WORK TO DO
An exact copy of all the data is required, with pictures left out.

TASK INPUT
——
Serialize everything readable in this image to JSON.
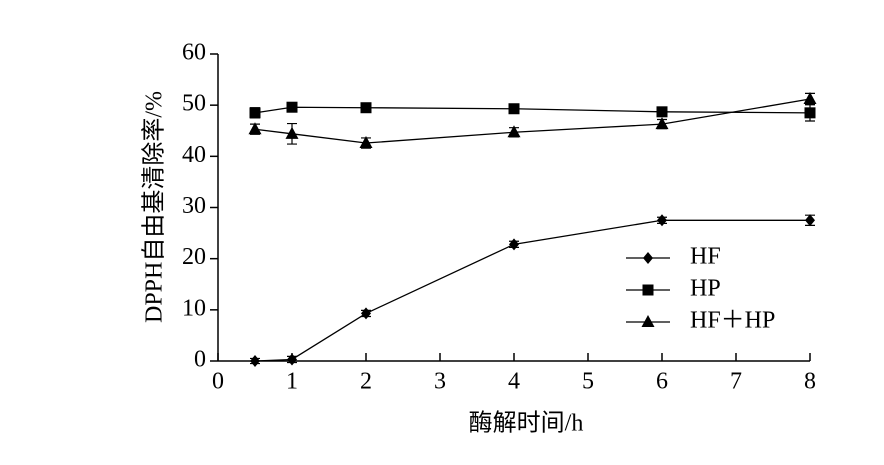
{
  "chart_data": {
    "type": "line",
    "xlabel": "酶解时间/h",
    "ylabel": "DPPH自由基清除率/%",
    "x": [
      0.5,
      1,
      2,
      4,
      6,
      8
    ],
    "series": [
      {
        "name": "HF",
        "color": "#000000",
        "marker": "diamond",
        "values": [
          0,
          0.3,
          9.3,
          22.8,
          27.5,
          27.5
        ],
        "errors": [
          0.5,
          0.6,
          0.6,
          0.6,
          0.6,
          1.0
        ]
      },
      {
        "name": "HP",
        "color": "#000000",
        "marker": "square",
        "values": [
          48.5,
          49.6,
          49.5,
          49.3,
          48.7,
          48.5
        ],
        "errors": [
          1.0,
          0.8,
          0.8,
          0.8,
          0.9,
          1.6
        ]
      },
      {
        "name": "HF＋HP",
        "color": "#000000",
        "marker": "triangle",
        "values": [
          45.3,
          44.4,
          42.6,
          44.7,
          46.3,
          51.2
        ],
        "errors": [
          1.0,
          2.0,
          1.0,
          0.9,
          0.9,
          1.1
        ]
      }
    ],
    "xlim": [
      0,
      8
    ],
    "xticks": [
      0,
      1,
      2,
      3,
      4,
      5,
      6,
      7,
      8
    ],
    "ylim": [
      0,
      60
    ],
    "yticks": [
      0,
      10,
      20,
      30,
      40,
      50,
      60
    ],
    "grid": false,
    "legend": "right"
  }
}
——
WRITTEN REPLY
Serialize everything readable in this image to JSON.
{
  "chart_data": {
    "type": "line",
    "xlabel": "酶解时间/h",
    "ylabel": "DPPH自由基清除率/%",
    "x": [
      0.5,
      1,
      2,
      4,
      6,
      8
    ],
    "series": [
      {
        "name": "HF",
        "color": "#000000",
        "marker": "diamond",
        "values": [
          0,
          0.3,
          9.3,
          22.8,
          27.5,
          27.5
        ],
        "errors": [
          0.5,
          0.6,
          0.6,
          0.6,
          0.6,
          1.0
        ]
      },
      {
        "name": "HP",
        "color": "#000000",
        "marker": "square",
        "values": [
          48.5,
          49.6,
          49.5,
          49.3,
          48.7,
          48.5
        ],
        "errors": [
          1.0,
          0.8,
          0.8,
          0.8,
          0.9,
          1.6
        ]
      },
      {
        "name": "HF＋HP",
        "color": "#000000",
        "marker": "triangle",
        "values": [
          45.3,
          44.4,
          42.6,
          44.7,
          46.3,
          51.2
        ],
        "errors": [
          1.0,
          2.0,
          1.0,
          0.9,
          0.9,
          1.1
        ]
      }
    ],
    "xlim": [
      0,
      8
    ],
    "xticks": [
      0,
      1,
      2,
      3,
      4,
      5,
      6,
      7,
      8
    ],
    "ylim": [
      0,
      60
    ],
    "yticks": [
      0,
      10,
      20,
      30,
      40,
      50,
      60
    ],
    "grid": false,
    "legend": "right"
  }
}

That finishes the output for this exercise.